» Written problem
Copy out all lines that carry the word "color".
::::::
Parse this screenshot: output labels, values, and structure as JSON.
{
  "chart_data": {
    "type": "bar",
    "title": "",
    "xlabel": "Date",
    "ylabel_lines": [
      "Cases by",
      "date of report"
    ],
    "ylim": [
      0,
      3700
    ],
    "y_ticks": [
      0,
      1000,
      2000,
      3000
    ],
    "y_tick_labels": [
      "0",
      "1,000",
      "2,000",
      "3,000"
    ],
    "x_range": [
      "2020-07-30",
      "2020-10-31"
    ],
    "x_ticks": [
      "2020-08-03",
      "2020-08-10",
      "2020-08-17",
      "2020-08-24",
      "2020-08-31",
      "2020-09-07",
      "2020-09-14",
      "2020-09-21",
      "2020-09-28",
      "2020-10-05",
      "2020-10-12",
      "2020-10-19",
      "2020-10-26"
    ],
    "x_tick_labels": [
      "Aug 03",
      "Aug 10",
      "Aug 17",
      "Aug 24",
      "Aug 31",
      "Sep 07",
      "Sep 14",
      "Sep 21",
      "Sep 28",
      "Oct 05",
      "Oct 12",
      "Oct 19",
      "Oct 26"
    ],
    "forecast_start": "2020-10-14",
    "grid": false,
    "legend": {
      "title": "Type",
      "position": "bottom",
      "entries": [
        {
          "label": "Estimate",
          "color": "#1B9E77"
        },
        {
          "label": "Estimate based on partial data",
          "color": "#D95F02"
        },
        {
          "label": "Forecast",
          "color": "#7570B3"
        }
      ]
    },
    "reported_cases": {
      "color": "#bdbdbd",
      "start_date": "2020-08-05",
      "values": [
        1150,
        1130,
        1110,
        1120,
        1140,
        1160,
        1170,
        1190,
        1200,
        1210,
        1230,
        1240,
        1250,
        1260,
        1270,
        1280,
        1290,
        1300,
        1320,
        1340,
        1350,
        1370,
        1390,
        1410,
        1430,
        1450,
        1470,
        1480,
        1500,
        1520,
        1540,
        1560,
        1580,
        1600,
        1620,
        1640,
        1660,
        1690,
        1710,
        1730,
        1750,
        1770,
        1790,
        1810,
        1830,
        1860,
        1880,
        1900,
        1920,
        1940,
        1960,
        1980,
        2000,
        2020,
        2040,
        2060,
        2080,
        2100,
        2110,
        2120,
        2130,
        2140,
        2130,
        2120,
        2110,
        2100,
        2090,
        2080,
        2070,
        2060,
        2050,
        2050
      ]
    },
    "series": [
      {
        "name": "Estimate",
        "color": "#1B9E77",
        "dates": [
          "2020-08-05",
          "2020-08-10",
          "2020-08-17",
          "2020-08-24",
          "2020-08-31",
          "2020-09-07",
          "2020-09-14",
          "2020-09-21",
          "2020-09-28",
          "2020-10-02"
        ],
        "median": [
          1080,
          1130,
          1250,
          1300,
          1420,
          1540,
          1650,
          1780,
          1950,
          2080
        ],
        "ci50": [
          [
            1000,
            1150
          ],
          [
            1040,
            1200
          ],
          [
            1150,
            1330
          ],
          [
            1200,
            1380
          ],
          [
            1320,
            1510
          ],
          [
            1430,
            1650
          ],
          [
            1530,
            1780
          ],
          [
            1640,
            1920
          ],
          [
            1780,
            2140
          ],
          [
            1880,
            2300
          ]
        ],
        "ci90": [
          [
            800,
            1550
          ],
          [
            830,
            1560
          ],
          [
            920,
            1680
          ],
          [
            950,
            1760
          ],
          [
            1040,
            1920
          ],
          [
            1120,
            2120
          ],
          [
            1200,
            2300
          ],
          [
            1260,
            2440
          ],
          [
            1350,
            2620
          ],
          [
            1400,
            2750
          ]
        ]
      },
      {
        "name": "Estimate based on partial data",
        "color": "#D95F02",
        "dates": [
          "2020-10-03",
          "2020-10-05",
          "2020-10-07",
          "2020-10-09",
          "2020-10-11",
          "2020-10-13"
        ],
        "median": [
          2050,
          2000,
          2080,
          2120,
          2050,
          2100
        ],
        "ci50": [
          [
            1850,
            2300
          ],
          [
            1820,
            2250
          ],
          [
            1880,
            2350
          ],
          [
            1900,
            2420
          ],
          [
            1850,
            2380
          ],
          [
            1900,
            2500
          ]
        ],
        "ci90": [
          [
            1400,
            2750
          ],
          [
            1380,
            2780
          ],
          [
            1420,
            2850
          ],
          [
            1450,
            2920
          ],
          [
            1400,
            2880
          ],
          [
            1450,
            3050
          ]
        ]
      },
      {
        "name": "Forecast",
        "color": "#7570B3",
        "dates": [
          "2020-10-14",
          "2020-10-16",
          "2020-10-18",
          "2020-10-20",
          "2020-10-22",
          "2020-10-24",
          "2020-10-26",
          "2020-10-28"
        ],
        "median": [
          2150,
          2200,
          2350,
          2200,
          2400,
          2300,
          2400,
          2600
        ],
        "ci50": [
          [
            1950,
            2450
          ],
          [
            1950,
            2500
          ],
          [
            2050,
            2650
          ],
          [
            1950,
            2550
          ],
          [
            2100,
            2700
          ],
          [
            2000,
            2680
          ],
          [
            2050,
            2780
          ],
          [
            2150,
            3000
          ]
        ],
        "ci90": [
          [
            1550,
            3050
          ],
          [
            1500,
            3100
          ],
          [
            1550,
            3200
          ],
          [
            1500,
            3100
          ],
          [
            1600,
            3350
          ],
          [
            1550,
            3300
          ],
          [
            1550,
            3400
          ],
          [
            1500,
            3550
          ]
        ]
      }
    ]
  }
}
::::::
» Right answer
          "color": "#1B9E77"
          "color": "#D95F02"
          "color": "#7570B3"
      "color": "#bdbdbd",
        "color": "#1B9E77",
        "color": "#D95F02",
        "color": "#7570B3",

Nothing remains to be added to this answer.